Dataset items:

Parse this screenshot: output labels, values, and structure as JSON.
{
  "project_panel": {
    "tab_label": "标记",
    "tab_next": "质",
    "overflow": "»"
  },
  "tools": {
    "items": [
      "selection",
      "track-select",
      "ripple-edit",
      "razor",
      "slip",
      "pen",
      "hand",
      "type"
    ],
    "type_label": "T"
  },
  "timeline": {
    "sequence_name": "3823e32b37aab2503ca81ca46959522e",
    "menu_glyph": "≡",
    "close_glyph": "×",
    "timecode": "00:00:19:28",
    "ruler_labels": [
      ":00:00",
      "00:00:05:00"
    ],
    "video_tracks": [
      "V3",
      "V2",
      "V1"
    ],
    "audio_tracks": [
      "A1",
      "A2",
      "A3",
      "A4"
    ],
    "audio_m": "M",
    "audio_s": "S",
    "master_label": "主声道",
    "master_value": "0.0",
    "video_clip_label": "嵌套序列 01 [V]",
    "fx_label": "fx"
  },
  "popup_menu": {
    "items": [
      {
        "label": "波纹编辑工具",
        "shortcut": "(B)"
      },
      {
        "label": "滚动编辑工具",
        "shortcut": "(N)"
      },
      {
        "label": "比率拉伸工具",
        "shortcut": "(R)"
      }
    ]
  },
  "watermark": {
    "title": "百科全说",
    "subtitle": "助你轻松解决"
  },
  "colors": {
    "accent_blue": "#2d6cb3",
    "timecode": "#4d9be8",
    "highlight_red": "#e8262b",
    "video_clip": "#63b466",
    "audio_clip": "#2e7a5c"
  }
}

The exercise
Write out the whole listing again, exactly as it stands.

Output for this task
Parse this screenshot: output labels, values, and structure as JSON.
{
  "project_panel": {
    "tab_label": "标记",
    "tab_next": "质",
    "overflow": "»"
  },
  "tools": {
    "items": [
      "selection",
      "track-select",
      "ripple-edit",
      "razor",
      "slip",
      "pen",
      "hand",
      "type"
    ],
    "type_label": "T"
  },
  "timeline": {
    "sequence_name": "3823e32b37aab2503ca81ca46959522e",
    "menu_glyph": "≡",
    "close_glyph": "×",
    "timecode": "00:00:19:28",
    "ruler_labels": [
      ":00:00",
      "00:00:05:00"
    ],
    "video_tracks": [
      "V3",
      "V2",
      "V1"
    ],
    "audio_tracks": [
      "A1",
      "A2",
      "A3",
      "A4"
    ],
    "audio_m": "M",
    "audio_s": "S",
    "master_label": "主声道",
    "master_value": "0.0",
    "video_clip_label": "嵌套序列 01 [V]",
    "fx_label": "fx"
  },
  "popup_menu": {
    "items": [
      {
        "label": "波纹编辑工具",
        "shortcut": "(B)"
      },
      {
        "label": "滚动编辑工具",
        "shortcut": "(N)"
      },
      {
        "label": "比率拉伸工具",
        "shortcut": "(R)"
      }
    ]
  },
  "watermark": {
    "title": "百科全说",
    "subtitle": "助你轻松解决"
  },
  "colors": {
    "accent_blue": "#2d6cb3",
    "timecode": "#4d9be8",
    "highlight_red": "#e8262b",
    "video_clip": "#63b466",
    "audio_clip": "#2e7a5c"
  }
}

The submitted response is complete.